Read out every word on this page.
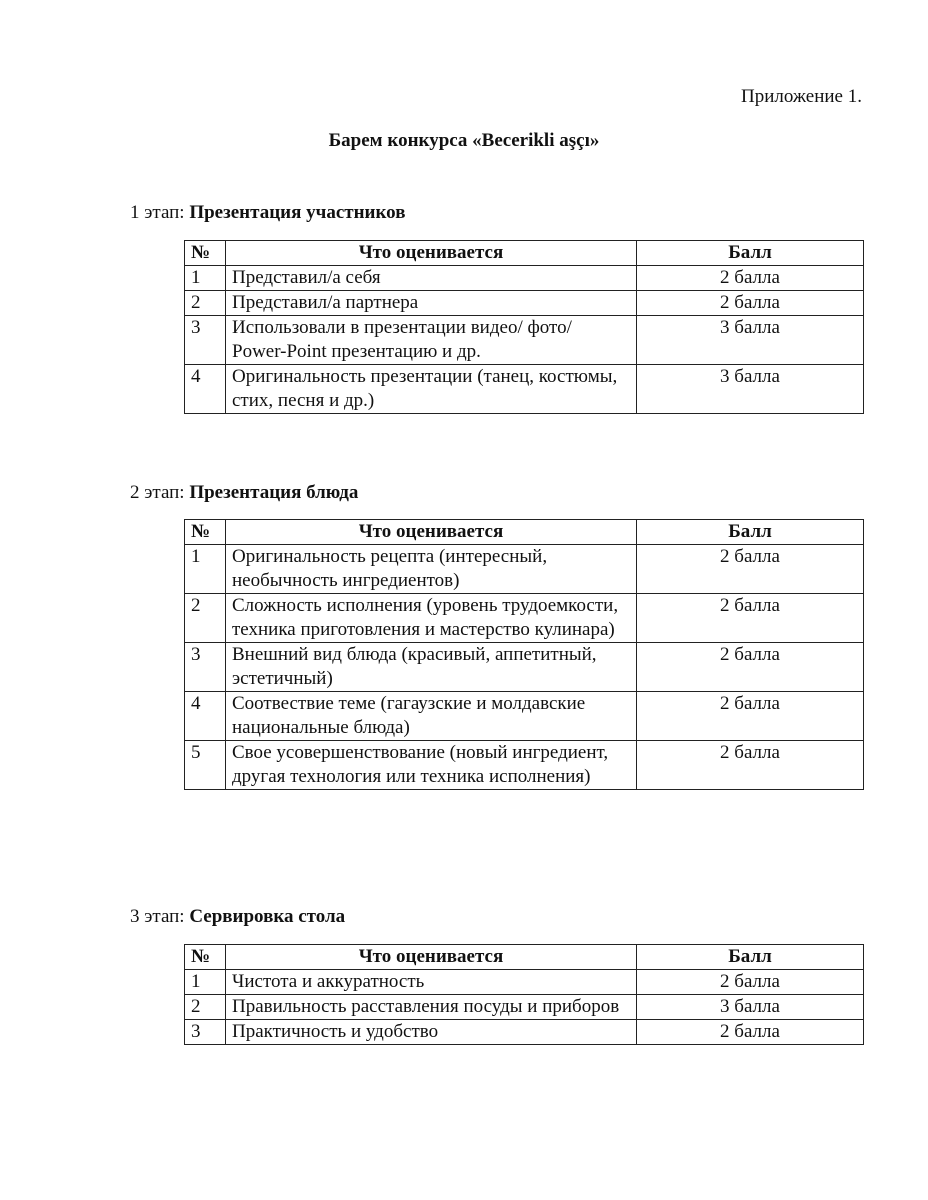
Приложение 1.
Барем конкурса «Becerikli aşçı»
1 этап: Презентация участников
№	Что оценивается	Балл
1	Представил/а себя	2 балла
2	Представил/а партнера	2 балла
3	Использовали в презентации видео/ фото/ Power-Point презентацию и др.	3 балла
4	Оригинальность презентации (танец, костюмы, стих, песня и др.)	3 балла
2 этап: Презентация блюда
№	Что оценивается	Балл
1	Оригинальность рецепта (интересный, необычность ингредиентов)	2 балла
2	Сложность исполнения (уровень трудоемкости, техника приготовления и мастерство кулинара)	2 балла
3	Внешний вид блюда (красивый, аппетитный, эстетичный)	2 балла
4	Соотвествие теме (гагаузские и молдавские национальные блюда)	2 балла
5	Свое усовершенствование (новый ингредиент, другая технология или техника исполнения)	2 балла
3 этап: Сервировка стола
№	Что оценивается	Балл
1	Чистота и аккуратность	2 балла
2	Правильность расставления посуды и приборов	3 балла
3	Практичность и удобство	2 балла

...

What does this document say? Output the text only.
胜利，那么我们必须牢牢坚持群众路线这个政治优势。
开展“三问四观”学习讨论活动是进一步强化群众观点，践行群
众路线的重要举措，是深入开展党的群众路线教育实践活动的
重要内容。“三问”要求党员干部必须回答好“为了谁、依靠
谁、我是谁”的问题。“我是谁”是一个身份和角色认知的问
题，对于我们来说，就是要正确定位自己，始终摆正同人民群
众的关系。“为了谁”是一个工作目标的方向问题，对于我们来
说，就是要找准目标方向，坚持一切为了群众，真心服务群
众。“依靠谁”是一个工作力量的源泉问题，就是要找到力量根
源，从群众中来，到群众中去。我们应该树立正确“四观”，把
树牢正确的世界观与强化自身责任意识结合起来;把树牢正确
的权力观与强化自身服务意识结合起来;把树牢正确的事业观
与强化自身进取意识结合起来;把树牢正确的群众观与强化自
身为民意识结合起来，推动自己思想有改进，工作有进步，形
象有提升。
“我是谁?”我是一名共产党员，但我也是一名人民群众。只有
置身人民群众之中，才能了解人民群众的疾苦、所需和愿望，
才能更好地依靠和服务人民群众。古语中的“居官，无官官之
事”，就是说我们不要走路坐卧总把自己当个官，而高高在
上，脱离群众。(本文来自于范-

==

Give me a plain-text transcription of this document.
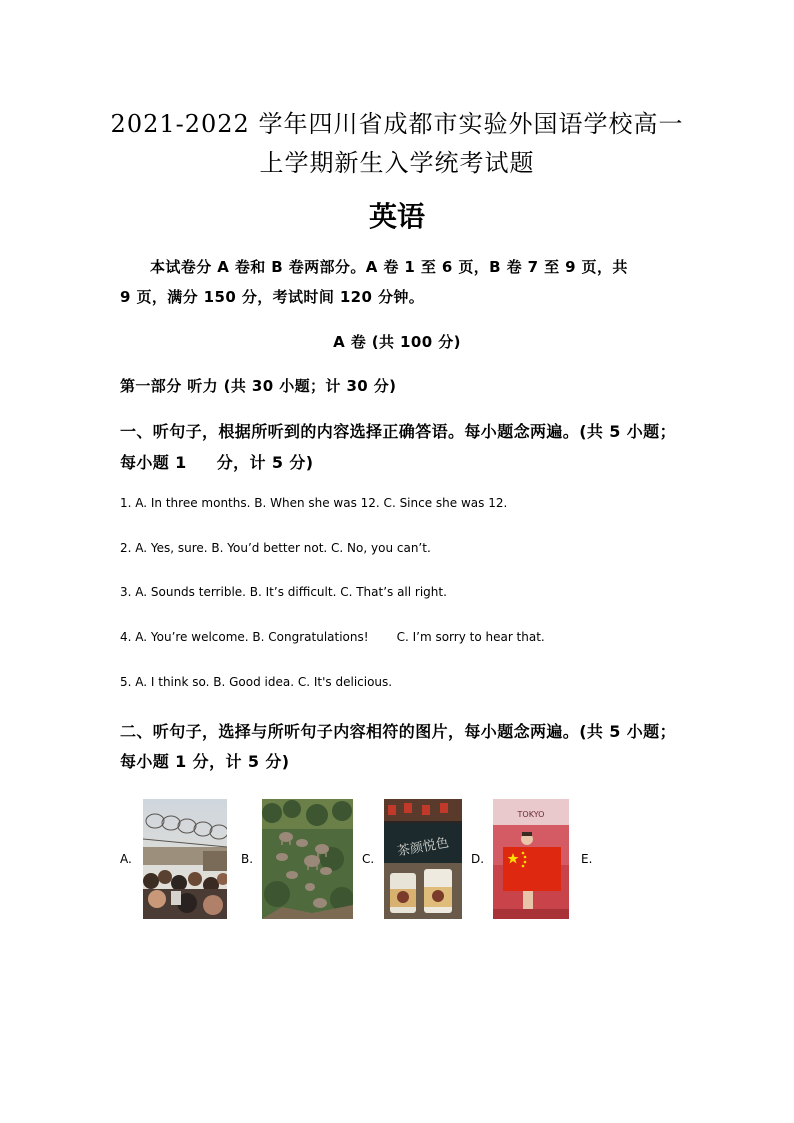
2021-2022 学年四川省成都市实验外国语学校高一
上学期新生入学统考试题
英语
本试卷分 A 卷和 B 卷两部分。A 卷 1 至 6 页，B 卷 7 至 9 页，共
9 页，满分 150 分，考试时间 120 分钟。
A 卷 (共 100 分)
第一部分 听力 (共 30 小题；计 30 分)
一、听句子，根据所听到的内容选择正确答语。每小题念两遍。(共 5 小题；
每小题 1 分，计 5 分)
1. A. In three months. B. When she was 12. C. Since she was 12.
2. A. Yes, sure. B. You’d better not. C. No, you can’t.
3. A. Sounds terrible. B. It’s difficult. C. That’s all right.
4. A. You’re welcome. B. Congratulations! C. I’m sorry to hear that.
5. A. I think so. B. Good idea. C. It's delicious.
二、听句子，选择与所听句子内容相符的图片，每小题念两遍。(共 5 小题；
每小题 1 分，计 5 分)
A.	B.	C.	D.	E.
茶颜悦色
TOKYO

== Work to be completed ==
Report how many lines of the entries hold the string "document". Provide the number alone.

== Answer for this exercise ==
2